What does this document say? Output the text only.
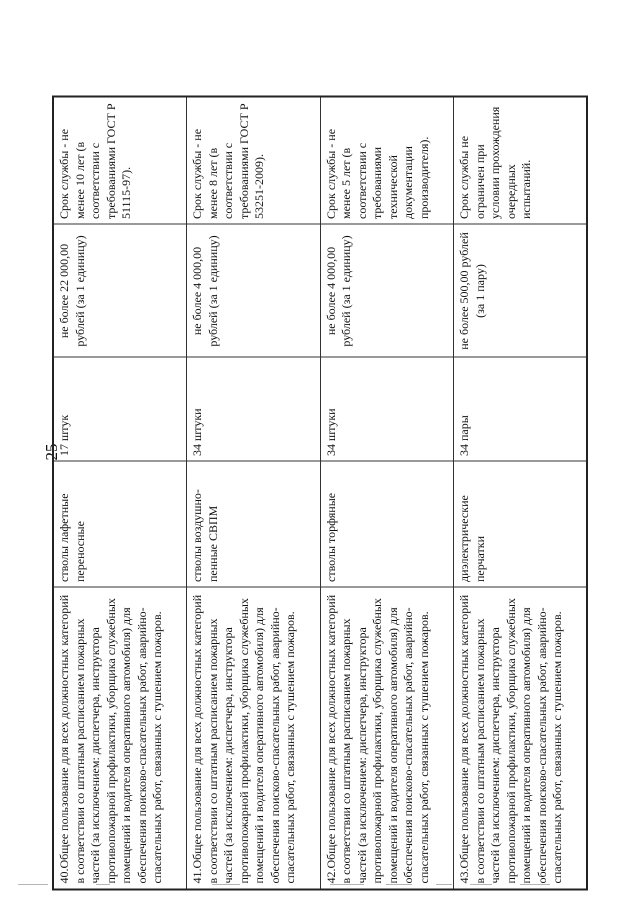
25
40.Общее пользование для всех должностных категорий в соответствии со штатным расписанием пожарных частей (за исключением: диспетчера, инструктора противопожарной профилактики, уборщика служебных помещений и водителя оперативного автомобиля) для обеспечения поисково-спасательных работ, аварийно-спасательных работ, связанных с тушением пожаров.	стволы лафетные переносные	17 штук	не более 22 000,00 рублей (за 1 единицу)	Срок службы - не менее 10 лет (в соответствии с требованиями ГОСТ Р 51115-97).
41.Общее пользование для всех должностных категорий в соответствии со штатным расписанием пожарных частей (за исключением: диспетчера, инструктора противопожарной профилактики, уборщика служебных помещений и водителя оперативного автомобиля) для обеспечения поисково-спасательных работ, аварийно-спасательных работ, связанных с тушением пожаров.	стволы воздушно-пенные СВПМ	34 штуки	не более 4 000,00 рублей (за 1 единицу)	Срок службы - не менее 8 лет (в соответствии с требованиями ГОСТ Р 53251-2009).
42.Общее пользование для всех должностных категорий в соответствии со штатным расписанием пожарных частей (за исключением: диспетчера, инструктора противопожарной профилактики, уборщика служебных помещений и водителя оперативного автомобиля) для обеспечения поисково-спасательных работ, аварийно-спасательных работ, связанных с тушением пожаров.	стволы торфяные	34 штуки	не более 4 000,00 рублей (за 1 единицу)	Срок службы - не менее 5 лет (в соответствии с требованиями технической документации производителя).
43.Общее пользование для всех должностных категорий в соответствии со штатным расписанием пожарных частей (за исключением: диспетчера, инструктора противопожарной профилактики, уборщика служебных помещений и водителя оперативного автомобиля) для обеспечения поисково-спасательных работ, аварийно-спасательных работ, связанных с тушением пожаров.	диэлектрические перчатки	34 пары	не более 500,00 рублей (за 1 пару)	Срок службы не ограничен при условии прохождения очередных испытаний.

* [REQUIRED TASK]: Reproduce the data above in full, exactly as it is, with the pictures left out.

* [ANSWER TO THIS TASK]:
What does this document say? Output the text only.
25
40.Общее пользование для всех должностных категорий в соответствии со штатным расписанием пожарных частей (за исключением: диспетчера, инструктора противопожарной профилактики, уборщика служебных помещений и водителя оперативного автомобиля) для обеспечения поисково-спасательных работ, аварийно-спасательных работ, связанных с тушением пожаров.	стволы лафетные переносные	17 штук	не более 22 000,00 рублей (за 1 единицу)	Срок службы - не менее 10 лет (в соответствии с требованиями ГОСТ Р 51115-97).
41.Общее пользование для всех должностных категорий в соответствии со штатным расписанием пожарных частей (за исключением: диспетчера, инструктора противопожарной профилактики, уборщика служебных помещений и водителя оперативного автомобиля) для обеспечения поисково-спасательных работ, аварийно-спасательных работ, связанных с тушением пожаров.	стволы воздушно-пенные СВПМ	34 штуки	не более 4 000,00 рублей (за 1 единицу)	Срок службы - не менее 8 лет (в соответствии с требованиями ГОСТ Р 53251-2009).
42.Общее пользование для всех должностных категорий в соответствии со штатным расписанием пожарных частей (за исключением: диспетчера, инструктора противопожарной профилактики, уборщика служебных помещений и водителя оперативного автомобиля) для обеспечения поисково-спасательных работ, аварийно-спасательных работ, связанных с тушением пожаров.	стволы торфяные	34 штуки	не более 4 000,00 рублей (за 1 единицу)	Срок службы - не менее 5 лет (в соответствии с требованиями технической документации производителя).
43.Общее пользование для всех должностных категорий в соответствии со штатным расписанием пожарных частей (за исключением: диспетчера, инструктора противопожарной профилактики, уборщика служебных помещений и водителя оперативного автомобиля) для обеспечения поисково-спасательных работ, аварийно-спасательных работ, связанных с тушением пожаров.	диэлектрические перчатки	34 пары	не более 500,00 рублей (за 1 пару)	Срок службы не ограничен при условии прохождения очередных испытаний.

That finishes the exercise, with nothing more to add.